··· Supplied material ···

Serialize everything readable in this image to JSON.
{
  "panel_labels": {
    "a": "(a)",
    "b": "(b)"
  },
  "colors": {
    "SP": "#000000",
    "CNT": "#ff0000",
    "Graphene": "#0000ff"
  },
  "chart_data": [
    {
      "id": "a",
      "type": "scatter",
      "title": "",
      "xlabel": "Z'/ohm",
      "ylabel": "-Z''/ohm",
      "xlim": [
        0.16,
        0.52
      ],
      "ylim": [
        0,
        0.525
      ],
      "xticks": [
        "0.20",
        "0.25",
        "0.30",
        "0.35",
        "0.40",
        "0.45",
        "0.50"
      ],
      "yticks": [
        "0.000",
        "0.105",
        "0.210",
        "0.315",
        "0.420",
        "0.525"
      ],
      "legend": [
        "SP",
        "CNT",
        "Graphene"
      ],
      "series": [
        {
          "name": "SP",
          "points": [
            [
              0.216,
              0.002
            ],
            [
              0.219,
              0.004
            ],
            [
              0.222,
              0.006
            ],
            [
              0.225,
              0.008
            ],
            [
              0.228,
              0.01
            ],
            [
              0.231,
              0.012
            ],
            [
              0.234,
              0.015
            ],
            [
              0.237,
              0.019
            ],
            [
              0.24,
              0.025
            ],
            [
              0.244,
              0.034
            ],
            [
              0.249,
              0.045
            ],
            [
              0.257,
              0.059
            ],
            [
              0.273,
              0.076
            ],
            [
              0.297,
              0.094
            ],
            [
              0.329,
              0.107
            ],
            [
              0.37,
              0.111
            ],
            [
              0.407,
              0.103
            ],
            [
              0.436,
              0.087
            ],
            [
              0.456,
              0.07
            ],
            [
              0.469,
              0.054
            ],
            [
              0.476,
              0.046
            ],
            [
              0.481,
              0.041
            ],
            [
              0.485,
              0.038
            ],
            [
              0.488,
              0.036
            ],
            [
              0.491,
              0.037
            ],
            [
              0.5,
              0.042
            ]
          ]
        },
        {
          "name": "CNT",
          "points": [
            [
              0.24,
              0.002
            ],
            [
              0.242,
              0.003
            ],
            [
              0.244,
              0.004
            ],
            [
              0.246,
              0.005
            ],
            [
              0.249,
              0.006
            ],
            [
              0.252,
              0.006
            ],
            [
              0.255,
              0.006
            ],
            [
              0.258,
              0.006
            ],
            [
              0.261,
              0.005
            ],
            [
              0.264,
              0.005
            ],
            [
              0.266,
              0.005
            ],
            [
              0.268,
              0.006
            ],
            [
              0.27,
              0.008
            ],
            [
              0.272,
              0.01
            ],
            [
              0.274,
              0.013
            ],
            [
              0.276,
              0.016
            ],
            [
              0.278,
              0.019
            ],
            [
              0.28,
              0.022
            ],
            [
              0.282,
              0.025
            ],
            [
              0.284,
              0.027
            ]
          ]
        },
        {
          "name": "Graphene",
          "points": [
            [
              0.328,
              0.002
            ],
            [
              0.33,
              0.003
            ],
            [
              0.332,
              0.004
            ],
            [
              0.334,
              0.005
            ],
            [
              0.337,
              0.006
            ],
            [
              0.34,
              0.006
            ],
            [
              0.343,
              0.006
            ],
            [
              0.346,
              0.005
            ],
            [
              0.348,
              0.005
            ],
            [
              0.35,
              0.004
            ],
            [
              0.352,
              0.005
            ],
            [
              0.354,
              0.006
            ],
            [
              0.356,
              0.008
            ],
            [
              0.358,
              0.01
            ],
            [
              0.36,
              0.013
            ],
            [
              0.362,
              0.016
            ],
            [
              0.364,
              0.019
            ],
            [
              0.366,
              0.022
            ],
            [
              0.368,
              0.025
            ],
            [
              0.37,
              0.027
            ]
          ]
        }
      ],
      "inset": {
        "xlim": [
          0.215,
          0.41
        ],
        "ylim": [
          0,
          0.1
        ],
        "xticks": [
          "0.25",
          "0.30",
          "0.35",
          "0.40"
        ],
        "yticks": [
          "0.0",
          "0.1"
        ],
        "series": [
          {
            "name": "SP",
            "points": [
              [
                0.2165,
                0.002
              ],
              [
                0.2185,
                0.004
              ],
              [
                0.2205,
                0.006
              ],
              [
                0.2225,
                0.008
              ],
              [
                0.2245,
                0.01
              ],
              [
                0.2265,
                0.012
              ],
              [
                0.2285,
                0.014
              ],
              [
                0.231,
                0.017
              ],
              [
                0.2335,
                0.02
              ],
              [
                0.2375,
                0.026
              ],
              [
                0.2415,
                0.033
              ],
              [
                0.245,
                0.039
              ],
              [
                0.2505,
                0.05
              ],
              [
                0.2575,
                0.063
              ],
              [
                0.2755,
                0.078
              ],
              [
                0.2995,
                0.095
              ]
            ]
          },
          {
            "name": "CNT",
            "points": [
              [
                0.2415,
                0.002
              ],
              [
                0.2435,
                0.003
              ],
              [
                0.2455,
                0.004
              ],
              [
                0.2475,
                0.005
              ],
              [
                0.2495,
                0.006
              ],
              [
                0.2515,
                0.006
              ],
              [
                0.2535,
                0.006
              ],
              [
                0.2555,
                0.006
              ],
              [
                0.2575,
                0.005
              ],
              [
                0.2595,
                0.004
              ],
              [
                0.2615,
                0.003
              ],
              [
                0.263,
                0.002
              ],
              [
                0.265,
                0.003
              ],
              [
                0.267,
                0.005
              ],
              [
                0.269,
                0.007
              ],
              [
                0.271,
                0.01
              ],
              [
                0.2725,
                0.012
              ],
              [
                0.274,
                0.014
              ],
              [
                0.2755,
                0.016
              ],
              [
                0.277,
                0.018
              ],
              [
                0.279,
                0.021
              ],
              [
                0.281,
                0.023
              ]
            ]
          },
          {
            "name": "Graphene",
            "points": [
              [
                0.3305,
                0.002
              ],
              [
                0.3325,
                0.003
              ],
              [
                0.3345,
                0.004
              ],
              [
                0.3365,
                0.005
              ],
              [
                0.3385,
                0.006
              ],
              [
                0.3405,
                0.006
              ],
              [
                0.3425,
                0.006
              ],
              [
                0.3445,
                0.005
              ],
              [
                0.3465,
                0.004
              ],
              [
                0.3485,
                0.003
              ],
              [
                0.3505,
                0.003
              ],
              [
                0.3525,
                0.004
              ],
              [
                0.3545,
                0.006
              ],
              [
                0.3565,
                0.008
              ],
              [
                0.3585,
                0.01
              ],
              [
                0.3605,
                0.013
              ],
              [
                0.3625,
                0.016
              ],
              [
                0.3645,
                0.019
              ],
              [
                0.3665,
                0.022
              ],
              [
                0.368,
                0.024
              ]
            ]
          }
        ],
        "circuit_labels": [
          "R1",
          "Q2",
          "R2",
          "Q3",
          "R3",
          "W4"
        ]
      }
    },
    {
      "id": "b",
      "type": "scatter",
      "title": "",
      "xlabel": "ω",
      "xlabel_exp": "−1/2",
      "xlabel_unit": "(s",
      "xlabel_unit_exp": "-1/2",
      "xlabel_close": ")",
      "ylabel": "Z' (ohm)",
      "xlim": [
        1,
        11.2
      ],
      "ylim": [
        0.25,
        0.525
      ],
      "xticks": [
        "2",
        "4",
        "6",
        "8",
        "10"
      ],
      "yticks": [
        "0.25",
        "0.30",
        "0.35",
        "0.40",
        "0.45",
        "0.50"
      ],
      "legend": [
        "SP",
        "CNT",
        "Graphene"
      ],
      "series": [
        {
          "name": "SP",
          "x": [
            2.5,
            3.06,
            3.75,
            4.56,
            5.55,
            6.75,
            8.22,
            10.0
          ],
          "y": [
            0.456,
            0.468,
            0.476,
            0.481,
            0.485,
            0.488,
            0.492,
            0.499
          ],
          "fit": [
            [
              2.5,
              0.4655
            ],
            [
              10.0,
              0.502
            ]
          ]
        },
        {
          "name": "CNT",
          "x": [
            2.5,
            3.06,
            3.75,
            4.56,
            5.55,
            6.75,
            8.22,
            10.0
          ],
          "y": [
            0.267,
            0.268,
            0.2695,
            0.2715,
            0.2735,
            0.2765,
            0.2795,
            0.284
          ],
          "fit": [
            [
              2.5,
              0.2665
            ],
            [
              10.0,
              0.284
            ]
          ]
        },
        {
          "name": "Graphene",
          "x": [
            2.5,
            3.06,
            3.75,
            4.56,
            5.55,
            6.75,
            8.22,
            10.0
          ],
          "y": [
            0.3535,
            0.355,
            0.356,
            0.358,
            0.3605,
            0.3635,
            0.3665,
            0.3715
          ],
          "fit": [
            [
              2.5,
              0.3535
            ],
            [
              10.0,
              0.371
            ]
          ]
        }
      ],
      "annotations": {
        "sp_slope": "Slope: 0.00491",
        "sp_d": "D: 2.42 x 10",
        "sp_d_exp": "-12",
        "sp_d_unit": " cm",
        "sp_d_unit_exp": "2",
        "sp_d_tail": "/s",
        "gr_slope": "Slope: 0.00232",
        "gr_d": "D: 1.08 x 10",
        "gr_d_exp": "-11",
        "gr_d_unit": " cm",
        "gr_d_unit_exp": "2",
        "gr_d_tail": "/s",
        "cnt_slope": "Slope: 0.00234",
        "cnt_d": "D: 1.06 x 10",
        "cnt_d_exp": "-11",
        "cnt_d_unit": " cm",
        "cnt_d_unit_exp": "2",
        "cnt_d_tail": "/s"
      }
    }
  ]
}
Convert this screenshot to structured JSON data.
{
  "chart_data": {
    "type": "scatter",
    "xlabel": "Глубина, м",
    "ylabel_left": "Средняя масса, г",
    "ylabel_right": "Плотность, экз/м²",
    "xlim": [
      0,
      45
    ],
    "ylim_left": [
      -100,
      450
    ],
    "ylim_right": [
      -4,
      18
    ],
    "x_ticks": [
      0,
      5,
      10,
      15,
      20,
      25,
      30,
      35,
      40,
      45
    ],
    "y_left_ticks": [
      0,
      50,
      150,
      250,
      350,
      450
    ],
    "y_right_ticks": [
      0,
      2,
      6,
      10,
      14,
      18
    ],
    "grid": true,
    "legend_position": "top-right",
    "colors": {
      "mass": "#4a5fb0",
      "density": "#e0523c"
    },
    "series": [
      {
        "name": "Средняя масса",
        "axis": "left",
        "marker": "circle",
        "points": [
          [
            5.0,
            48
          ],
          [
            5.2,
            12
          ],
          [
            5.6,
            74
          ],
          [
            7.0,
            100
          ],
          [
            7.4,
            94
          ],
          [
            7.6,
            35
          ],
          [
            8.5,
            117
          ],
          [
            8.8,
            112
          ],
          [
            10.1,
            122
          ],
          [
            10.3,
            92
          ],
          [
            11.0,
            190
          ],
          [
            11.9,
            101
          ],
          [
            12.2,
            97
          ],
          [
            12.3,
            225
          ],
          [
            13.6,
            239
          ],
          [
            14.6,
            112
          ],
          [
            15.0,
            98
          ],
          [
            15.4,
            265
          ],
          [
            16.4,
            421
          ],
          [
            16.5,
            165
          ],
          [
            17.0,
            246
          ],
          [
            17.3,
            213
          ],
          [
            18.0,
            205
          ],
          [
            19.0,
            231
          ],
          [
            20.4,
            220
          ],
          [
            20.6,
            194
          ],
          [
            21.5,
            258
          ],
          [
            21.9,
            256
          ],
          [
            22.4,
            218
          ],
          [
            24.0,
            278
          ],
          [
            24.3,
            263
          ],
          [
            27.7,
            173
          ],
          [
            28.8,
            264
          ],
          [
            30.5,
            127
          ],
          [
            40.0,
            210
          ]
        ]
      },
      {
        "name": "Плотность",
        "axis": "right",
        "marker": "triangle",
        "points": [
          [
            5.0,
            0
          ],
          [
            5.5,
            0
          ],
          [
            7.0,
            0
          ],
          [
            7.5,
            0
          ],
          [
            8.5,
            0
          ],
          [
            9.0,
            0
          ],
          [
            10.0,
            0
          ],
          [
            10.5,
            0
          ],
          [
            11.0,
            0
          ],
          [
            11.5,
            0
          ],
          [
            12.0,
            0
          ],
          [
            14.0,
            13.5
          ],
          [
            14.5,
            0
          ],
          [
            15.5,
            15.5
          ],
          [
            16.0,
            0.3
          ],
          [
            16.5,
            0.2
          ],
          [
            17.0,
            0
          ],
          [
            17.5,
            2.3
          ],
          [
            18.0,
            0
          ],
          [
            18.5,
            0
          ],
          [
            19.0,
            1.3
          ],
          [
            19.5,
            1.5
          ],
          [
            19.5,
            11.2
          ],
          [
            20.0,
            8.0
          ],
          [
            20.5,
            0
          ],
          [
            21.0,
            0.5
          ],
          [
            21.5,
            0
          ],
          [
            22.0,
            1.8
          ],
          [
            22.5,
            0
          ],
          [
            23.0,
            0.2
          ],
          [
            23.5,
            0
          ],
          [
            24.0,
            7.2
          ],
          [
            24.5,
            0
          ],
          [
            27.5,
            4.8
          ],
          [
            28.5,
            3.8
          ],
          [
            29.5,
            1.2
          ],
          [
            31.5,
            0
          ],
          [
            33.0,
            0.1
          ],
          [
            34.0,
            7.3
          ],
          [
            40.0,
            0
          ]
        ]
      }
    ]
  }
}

···

Find every line with "JSON" in the listing and state how many there are, nothing else.

Task answer.
2